▸ Problem requirements
In the page on indoor air quality, rewrite the paragraph that begins "The World Health Organization (WHO) estimates" as a short list that keeps its main facts.

▸ Page
Chaired by Cédric Baecher, co-founder of Nomadéis (centre), the conference was attended by (from left to right): Corinne Mandin, Head of the Indoor Air Quality Observatory (OQAI) at the Scientific and Technical Centre for Building (CSTB) Séraphine Haeussling, Coordinator Household Energy, Climate and Clean Air Coalition (CCAC), Benjamin Ficquet, Icade Property & Exploitation Director, Frédéric Bouvier, Director of Veolia's Air Expertise Cluster.

 

Indoor air pollution affects homes, offices, schools and transportation where we spend 80% of our time. Sometimes these spaces are more polluted than the outdoor air. To address this public health issue, the Veolia Institute organized a conference on 6 March at the Group's headquarters in Aubervilliers, coinciding with the publication of the Facts Reports on "Indoor air quality: tacking invisible challenges". The main aspects of the discussions.

 

The World Health Organization (WHO) estimates that globally there are 3.8 million deaths per year caused by poor indoor air quality. The first driver is measuring the indoor air quality in each building. Then circulating air flows have to be treated with effective solutions that ensure everyone’s right to breathe healthy air.

Air pollution is one of the main threats to the environment. Globally, according to the WHO, it is the 4th highest mortality risk factor: air pollution kills more people than smoking. And there is a long list of indoor air pollutants (xylenes, benzene, volatile organic compounds, formaldehyde, ozone, fine particles, allergens etc.). Indoor air pollutants have concentrations in the region of a microgram or ten or so micrograms per m3, i.e. concentrations 100 to 1000 times lower than those of CO2. [...] Furthermore, 40% of the world's population still does not have access to clean fuels and technologies for cooking, heating and lighting,
NICOLAS RENARD,
DIRECTOR OF FORESIGHT AT THE VEOLIA INSTITUTE IN HIS INTRODUCTION

Improving indoor air quality should be a global priority

Séraphine Haeussling, Coordinator Household Energy, Climate and Clean Air Coalition (CCAC) pointed out that:

 The Climate and Clean Air Coalition (CCAC) brings together 69 governments, public and private organizations and civil society to reduce short-lived climate pollutants such as carbon black, methane, hydrofluorocarbons and ozone. The Coalition is a catalyst for implementing immediate solutions to combat these pollutants. Indoor pollution, directly linked to poverty, mainly affects the most vulnerable (women and children), for example without access to electricity. Initiatives to improve indoor air quality must therefore be considered a global priority.

▸ Stored records

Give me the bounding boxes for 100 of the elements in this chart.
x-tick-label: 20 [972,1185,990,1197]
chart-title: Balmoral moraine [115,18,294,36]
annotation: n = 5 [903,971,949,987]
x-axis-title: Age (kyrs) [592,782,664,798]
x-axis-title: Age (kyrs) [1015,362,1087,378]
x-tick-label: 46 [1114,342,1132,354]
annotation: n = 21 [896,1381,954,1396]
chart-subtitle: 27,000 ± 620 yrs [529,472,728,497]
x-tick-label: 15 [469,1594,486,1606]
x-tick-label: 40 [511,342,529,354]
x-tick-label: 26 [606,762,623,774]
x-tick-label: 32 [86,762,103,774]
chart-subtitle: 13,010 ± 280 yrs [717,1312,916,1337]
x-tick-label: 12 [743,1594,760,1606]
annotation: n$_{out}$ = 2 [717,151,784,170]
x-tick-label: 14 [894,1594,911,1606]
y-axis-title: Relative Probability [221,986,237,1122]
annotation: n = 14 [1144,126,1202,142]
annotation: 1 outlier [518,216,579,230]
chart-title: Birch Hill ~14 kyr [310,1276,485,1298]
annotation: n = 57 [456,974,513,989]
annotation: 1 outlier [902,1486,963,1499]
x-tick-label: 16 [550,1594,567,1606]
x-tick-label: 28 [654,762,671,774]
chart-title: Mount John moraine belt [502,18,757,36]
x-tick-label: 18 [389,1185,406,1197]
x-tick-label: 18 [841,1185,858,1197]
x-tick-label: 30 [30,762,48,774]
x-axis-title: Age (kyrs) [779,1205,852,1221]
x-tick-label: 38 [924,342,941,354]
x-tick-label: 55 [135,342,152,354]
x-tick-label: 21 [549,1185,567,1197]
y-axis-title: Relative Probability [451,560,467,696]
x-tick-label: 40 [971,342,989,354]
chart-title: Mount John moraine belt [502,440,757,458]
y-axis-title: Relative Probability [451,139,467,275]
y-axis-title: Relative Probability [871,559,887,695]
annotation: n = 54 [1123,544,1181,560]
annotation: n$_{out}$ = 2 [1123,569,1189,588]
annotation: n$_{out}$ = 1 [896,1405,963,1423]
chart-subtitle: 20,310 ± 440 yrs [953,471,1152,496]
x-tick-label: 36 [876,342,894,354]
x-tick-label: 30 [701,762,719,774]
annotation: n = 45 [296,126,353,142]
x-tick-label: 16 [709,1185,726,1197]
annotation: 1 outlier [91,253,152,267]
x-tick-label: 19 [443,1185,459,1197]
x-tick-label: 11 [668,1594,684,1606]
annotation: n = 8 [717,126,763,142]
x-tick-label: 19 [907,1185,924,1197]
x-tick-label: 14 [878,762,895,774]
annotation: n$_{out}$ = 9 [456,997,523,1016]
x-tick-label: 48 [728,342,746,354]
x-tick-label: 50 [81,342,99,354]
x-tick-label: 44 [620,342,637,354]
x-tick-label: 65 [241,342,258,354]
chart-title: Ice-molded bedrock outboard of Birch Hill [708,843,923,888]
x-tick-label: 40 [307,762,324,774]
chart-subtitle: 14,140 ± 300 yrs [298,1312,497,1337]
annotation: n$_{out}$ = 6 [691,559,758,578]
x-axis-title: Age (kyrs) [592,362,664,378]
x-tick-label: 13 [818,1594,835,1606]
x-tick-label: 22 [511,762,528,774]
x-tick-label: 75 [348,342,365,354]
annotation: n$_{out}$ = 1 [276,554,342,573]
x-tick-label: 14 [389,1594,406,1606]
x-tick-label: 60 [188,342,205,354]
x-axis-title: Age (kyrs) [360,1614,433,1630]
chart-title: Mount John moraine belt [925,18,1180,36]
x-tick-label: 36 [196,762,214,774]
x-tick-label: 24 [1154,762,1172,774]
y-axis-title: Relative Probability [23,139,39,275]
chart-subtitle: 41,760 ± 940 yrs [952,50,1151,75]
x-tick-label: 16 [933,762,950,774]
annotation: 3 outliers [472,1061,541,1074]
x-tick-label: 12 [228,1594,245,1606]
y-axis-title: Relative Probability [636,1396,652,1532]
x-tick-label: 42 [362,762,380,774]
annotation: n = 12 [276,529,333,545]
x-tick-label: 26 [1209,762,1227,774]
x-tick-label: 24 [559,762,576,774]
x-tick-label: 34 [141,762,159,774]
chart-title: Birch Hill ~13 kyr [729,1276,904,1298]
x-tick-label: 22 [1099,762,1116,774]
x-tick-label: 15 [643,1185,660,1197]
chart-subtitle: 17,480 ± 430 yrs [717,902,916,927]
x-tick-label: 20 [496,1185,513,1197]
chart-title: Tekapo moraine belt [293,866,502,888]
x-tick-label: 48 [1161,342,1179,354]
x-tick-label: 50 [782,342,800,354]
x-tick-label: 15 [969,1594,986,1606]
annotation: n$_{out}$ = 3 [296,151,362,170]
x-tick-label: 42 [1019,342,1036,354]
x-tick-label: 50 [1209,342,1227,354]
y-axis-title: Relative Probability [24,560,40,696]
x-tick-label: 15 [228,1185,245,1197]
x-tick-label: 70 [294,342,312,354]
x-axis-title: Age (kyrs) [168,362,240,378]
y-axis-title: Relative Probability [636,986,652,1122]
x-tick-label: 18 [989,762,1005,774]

▸ Task result
- The WHO estimates that poor indoor air quality causes 3.8 million deaths worldwide each year.
- The first driver is measuring indoor air quality in each building.
- Circulating air flows then have to be treated with effective solutions that ensure everyone's right to breathe healthy air.